* Begin *

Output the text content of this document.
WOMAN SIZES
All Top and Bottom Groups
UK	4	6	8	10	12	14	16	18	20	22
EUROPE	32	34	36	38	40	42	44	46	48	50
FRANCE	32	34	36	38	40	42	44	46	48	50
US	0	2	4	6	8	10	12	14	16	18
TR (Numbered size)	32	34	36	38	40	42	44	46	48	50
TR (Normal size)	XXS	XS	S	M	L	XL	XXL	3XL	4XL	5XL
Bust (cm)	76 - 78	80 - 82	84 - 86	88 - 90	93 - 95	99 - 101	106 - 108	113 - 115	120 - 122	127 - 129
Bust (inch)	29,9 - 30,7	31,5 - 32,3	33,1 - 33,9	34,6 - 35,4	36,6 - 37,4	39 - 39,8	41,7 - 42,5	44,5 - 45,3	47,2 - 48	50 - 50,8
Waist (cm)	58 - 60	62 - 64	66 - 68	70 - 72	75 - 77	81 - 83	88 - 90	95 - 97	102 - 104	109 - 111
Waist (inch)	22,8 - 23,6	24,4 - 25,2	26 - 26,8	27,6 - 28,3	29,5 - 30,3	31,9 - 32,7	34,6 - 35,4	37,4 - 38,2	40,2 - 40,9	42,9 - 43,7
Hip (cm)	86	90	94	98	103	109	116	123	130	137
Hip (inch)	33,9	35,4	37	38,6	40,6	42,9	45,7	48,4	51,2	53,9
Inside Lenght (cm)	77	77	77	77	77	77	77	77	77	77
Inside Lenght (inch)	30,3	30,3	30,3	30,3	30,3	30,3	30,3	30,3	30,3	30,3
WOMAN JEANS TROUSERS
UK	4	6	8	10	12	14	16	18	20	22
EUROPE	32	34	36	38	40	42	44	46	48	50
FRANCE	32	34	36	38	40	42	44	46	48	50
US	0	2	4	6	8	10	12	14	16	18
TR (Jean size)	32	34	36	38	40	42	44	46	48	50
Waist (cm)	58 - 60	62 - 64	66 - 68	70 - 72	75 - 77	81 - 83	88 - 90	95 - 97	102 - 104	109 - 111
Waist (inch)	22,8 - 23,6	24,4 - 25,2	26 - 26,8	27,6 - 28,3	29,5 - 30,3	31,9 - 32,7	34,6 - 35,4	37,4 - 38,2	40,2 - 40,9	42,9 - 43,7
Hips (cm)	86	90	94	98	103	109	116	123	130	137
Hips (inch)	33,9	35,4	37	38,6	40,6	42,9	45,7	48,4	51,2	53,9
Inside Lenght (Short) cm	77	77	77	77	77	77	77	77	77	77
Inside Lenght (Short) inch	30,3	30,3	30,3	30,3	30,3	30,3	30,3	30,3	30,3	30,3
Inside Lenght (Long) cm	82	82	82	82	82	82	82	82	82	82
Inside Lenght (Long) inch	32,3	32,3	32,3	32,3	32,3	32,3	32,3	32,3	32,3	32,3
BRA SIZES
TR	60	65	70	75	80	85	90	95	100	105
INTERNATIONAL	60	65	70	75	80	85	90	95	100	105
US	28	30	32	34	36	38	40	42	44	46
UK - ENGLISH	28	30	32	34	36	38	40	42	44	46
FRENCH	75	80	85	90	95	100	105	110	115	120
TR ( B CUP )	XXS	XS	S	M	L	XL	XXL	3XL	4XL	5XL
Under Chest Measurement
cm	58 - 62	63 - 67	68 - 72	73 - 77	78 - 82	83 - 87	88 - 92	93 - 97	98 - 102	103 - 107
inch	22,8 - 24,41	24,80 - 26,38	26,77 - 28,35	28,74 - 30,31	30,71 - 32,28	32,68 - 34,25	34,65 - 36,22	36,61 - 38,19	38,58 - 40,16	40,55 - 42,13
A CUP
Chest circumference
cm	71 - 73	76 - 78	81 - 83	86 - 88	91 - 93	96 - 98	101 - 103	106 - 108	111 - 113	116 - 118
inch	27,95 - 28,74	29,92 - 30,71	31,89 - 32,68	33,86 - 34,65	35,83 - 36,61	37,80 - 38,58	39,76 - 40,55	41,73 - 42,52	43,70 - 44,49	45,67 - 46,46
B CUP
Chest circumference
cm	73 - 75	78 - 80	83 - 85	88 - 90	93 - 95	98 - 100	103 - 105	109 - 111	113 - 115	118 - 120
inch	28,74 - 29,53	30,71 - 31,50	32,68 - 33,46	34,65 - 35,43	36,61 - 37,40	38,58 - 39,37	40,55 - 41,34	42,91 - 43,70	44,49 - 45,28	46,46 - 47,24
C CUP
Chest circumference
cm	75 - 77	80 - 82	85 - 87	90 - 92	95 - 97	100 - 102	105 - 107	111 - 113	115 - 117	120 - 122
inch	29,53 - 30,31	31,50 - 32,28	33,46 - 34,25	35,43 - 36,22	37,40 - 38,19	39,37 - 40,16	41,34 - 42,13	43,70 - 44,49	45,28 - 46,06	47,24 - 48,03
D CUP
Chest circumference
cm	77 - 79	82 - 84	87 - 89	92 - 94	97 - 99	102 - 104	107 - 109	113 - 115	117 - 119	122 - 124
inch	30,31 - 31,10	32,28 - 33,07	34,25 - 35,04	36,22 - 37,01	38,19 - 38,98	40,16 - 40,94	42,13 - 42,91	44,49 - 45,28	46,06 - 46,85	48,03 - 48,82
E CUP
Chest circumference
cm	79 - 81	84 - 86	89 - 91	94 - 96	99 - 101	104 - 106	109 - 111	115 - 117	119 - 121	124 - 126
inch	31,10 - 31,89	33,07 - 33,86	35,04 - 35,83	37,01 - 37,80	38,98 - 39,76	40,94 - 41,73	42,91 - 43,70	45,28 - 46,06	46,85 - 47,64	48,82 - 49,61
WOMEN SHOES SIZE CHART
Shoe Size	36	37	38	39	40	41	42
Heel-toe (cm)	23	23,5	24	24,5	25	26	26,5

* End *

Requirements>
Provide the number of lines in the data above that contain the string "Lenght", and nothing else.

Full solution>
6